### EXERCISE OBJECTIVE
Look for the string "gradle" and copy every line that has it.

### PROVIDED ENTRIES
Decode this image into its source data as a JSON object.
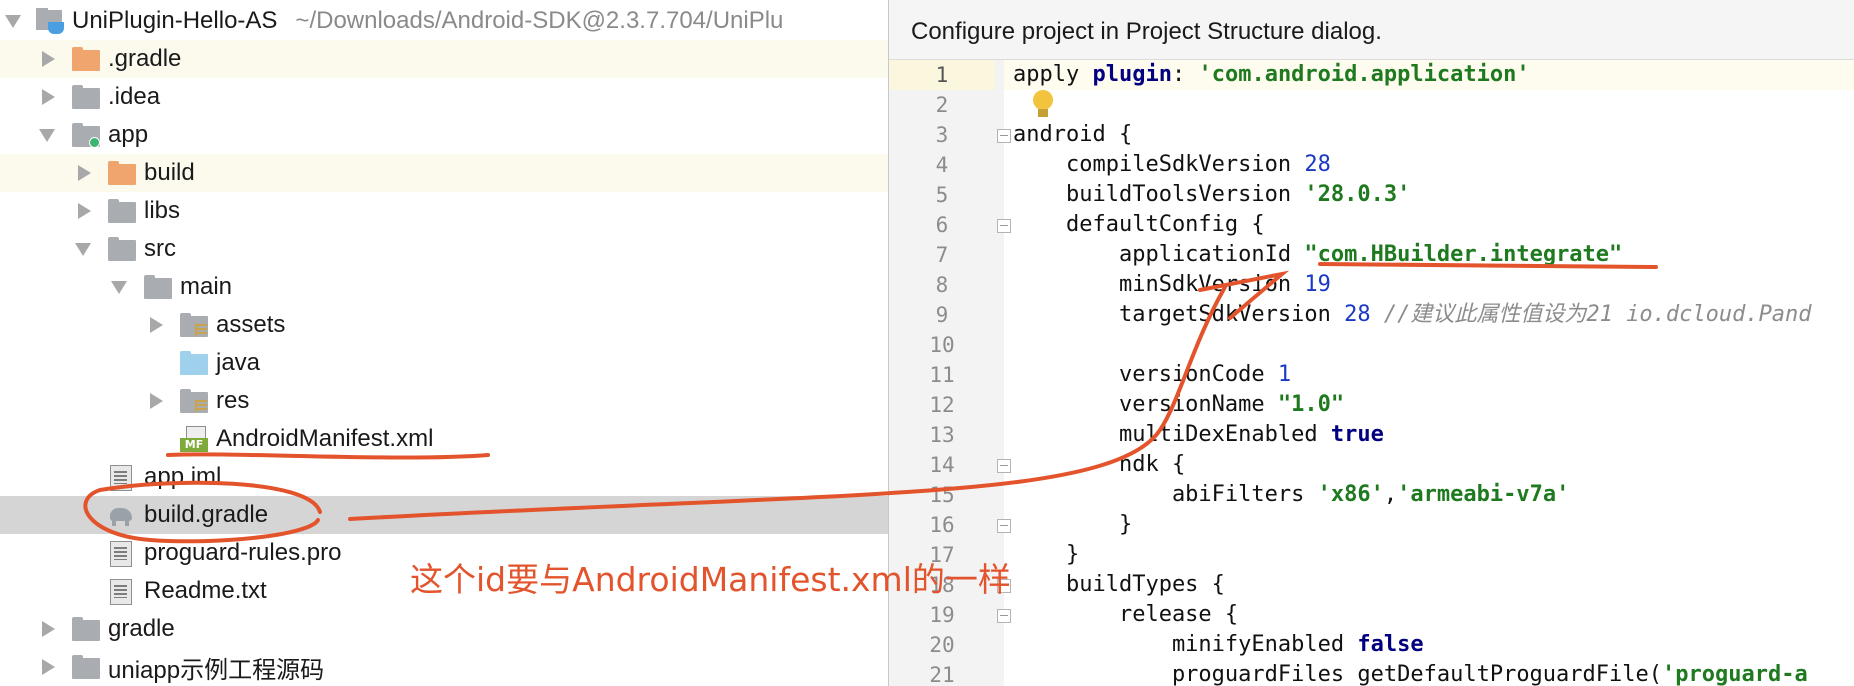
{
  "tree": {
    "root_name": "UniPlugin-Hello-AS",
    "root_path": "~/Downloads/Android-SDK@2.3.7.704/UniPlu",
    "items": [
      {
        "label": ".gradle"
      },
      {
        "label": ".idea"
      },
      {
        "label": "app"
      },
      {
        "label": "build"
      },
      {
        "label": "libs"
      },
      {
        "label": "src"
      },
      {
        "label": "main"
      },
      {
        "label": "assets"
      },
      {
        "label": "java"
      },
      {
        "label": "res"
      },
      {
        "label": "AndroidManifest.xml"
      },
      {
        "label": "app.iml"
      },
      {
        "label": "build.gradle"
      },
      {
        "label": "proguard-rules.pro"
      },
      {
        "label": "Readme.txt"
      },
      {
        "label": "gradle"
      },
      {
        "label": "uniapp示例工程源码"
      }
    ],
    "manifest_badge": "MF"
  },
  "editor": {
    "banner": "Configure project in Project Structure dialog.",
    "line_numbers": [
      "1",
      "2",
      "3",
      "4",
      "5",
      "6",
      "7",
      "8",
      "9",
      "10",
      "11",
      "12",
      "13",
      "14",
      "15",
      "16",
      "17",
      "18",
      "19",
      "20",
      "21"
    ],
    "lines": [
      {
        "t1": "apply ",
        "k1": "plugin",
        "t2": ": ",
        "s1": "'com.android.application'"
      },
      {},
      {
        "t1": "android {"
      },
      {
        "t1": "    compileSdkVersion ",
        "n1": "28"
      },
      {
        "t1": "    buildToolsVersion ",
        "s1": "'28.0.3'"
      },
      {
        "t1": "    defaultConfig {"
      },
      {
        "t1": "        applicationId ",
        "s1": "\"com.HBuilder.integrate\""
      },
      {
        "t1": "        minSdkVersion ",
        "n1": "19"
      },
      {
        "t1": "        targetSdkVersion ",
        "n1": "28",
        "c1": " //建议此属性值设为21 io.dcloud.Pand"
      },
      {},
      {
        "t1": "        versionCode ",
        "n1": "1"
      },
      {
        "t1": "        versionName ",
        "s1": "\"1.0\""
      },
      {
        "t1": "        multiDexEnabled ",
        "k1": "true"
      },
      {
        "t1": "        ndk {"
      },
      {
        "t1": "            abiFilters ",
        "s1": "'x86'",
        "t2": ",",
        "s2": "'armeabi-v7a'"
      },
      {
        "t1": "        }"
      },
      {
        "t1": "    }"
      },
      {
        "t1": "    buildTypes {"
      },
      {
        "t1": "        release {"
      },
      {
        "t1": "            minifyEnabled ",
        "k1": "false"
      },
      {
        "t1": "            proguardFiles getDefaultProguardFile(",
        "s1": "'proguard-a"
      }
    ]
  },
  "annotation": {
    "text": "这个id要与AndroidManifest.xml的一样",
    "color": "#e3542d"
  },
  "colors": {
    "string": "#1f7a1f",
    "keyword": "#000080",
    "number": "#1a38c4",
    "selected_row": "#d5d5d5",
    "excluded_row": "#fcfaed"
  }
}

### SOLVED PROBLEM
        "label": ".gradle"
        "label": "build.gradle"
        "label": "gradle"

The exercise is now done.